▶ **Text excerpt**

○ ○ ○ ○ ○ ○ ○

In 1967-1968 NBA season, Chamberlain got into a nasty dispute with the 76ers' owners, Ike Richman and Irv Kosloff. Chamberlain was promised by Richman a part of the club, but Richman died before the deal was completed. When Kosloff became sole owner, he refused to honor Richman's agreement with Chamberlain, infuriating the superstar. He threatened with retirement, and reached a truce with Kosloff to play out the season and then contemplate the future.

Chamberlain was selected league MVP for his fourth and last time, while becoming the only center to lead the league in total assists with 702 (8.6 assists per game). The 76ers owned the NBA's best record for the third straight season, but lost to the Celtics in seven games in the Eastern Division finals.

Chamberlain asked to be traded, and was dealt to the Los Angeles Lakers for Archie Clark, Darrall Imhoff, and Jerry Chambers. (As a side note, Imhoff was also one of the two centers against whom Chamberlain had scored his 100-point game.) This qualifies as one of the most lopsided NBA trades ever, as the Sixers traded the most dominant player of his generation for three role players, and helped send the Sixers from a 62-20 record to a 9-73 record in the span of five seasons.[3]

Los Angeles Lakers

After the trade, Chamberlain was teamed with future Hall-of-Famers Elgin Baylor and Jerry West, creating one of the most prolific basketball scoring machines of all time. However, Chamberlain soon clashed with coach Bill van Breda Kolff, who was upset with the trade. The coach feared that the dominant low post presence Chamberlain would disrupt his Princeton-style tactics, which relied on fast player movement, all five sharing the ball. In return, Chamberlain loathed van Breda Kolff because he felt "straight-jacketed" in a scheme which took away his stats. However, the press was quick to side against Chamberlain, whose stats "diminished" while earning a (then) astronomical $250,000 a year. He was regarded as an ungrateful, aging has-been.

○ ○ ○ ○ ○ ○ ○

▶ **Data block**
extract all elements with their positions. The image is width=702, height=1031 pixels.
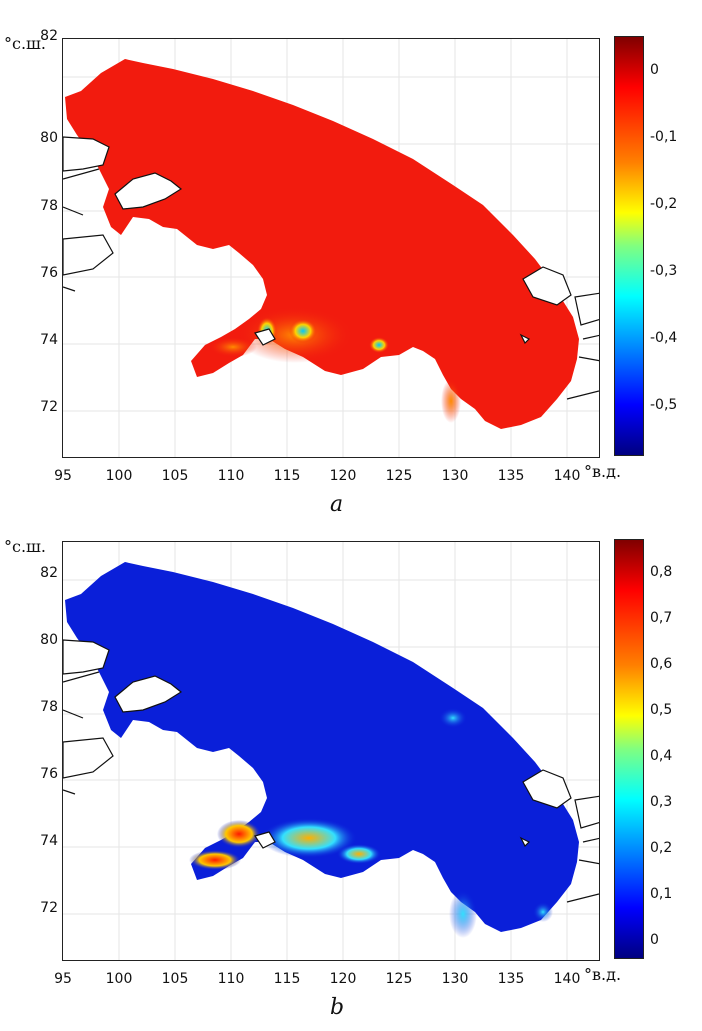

○ ○ ○ ○ ○ ○ ○

▶ **Stated goal 1**
In the Chamberlain passage, which players did the 76ers receive from the Los Angeles Lakers in exchange for Chamberlain?
▶ **Stated goal 2**
Write out the Chamberlain passage word for word, from "After the trade, Chamberlain" up to and including "ungrateful, aging has-been.".
The data is separate material unrelated to the Chamberlain passage.

▶ **Worked solution 1**
Archie Clark, Darrall Imhoff, and Jerry Chambers.

▶ **Worked solution 2**
After the trade, Chamberlain was teamed with future Hall-of-Famers Elgin Baylor and Jerry West, creating one of the most prolific basketball scoring machines of all time. However, Chamberlain soon clashed with coach Bill van Breda Kolff, who was upset with the trade. The coach feared that the dominant low post presence Chamberlain would disrupt his Princeton-style tactics, which relied on fast player movement, all five sharing the ball. In return, Chamberlain loathed van Breda Kolff because he felt "straight-jacketed" in a scheme which took away his stats. However, the press was quick to side against Chamberlain, whose stats "diminished" while earning a (then) astronomical $250,000 a year. He was regarded as an ungrateful, aging has-been.